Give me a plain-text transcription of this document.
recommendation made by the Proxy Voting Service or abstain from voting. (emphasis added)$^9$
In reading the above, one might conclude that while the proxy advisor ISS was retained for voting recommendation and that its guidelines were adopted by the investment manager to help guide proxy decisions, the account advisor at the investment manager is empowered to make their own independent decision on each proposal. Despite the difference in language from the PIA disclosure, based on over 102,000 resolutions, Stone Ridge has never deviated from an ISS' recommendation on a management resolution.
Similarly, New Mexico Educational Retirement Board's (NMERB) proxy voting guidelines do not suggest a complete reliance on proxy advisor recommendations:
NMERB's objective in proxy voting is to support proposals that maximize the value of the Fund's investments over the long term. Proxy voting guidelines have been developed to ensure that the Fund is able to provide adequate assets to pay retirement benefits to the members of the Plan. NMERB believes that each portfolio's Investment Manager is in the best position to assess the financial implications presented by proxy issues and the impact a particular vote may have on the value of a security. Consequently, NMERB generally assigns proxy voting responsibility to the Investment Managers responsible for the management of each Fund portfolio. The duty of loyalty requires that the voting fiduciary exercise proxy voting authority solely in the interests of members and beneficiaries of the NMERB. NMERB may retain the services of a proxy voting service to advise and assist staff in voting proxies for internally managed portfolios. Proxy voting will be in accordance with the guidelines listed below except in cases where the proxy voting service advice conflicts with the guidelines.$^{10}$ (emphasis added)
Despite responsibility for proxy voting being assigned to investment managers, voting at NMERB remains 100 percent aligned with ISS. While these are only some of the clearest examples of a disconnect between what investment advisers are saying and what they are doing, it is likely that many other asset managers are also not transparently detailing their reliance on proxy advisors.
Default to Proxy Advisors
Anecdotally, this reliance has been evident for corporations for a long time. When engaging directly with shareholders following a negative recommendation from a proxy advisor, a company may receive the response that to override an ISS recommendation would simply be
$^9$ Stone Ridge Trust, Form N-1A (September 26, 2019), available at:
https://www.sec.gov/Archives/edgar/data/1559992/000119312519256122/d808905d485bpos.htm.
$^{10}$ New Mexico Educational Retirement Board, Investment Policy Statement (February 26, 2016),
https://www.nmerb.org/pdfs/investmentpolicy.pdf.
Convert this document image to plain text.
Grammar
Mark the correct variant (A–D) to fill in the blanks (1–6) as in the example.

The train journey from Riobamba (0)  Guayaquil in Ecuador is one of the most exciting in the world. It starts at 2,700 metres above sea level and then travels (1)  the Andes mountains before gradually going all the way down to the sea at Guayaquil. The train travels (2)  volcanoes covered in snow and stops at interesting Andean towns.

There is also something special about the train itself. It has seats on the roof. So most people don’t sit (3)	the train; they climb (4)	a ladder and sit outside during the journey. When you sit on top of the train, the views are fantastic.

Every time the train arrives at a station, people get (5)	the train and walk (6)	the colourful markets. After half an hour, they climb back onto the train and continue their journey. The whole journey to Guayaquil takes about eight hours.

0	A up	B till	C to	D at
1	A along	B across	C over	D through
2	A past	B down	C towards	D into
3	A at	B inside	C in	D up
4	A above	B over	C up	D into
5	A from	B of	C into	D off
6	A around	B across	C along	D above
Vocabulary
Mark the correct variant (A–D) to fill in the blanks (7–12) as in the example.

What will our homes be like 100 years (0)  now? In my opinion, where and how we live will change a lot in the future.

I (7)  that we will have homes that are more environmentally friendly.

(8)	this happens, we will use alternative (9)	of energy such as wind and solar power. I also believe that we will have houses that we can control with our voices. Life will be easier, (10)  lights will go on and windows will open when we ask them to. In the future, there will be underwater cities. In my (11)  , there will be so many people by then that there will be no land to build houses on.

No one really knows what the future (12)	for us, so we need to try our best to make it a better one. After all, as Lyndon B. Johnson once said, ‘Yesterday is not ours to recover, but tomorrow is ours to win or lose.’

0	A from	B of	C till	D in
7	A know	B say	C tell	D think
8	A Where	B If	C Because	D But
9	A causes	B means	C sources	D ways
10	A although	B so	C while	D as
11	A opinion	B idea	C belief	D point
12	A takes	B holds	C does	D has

----------------------------------------

Gather each line of the records holding the string "homes".

**Solution:**
What will our homes be like 100 years (0)  now? In my opinion, where and how we live will change a lot in the future.
I (7)  that we will have homes that are more environmentally friendly.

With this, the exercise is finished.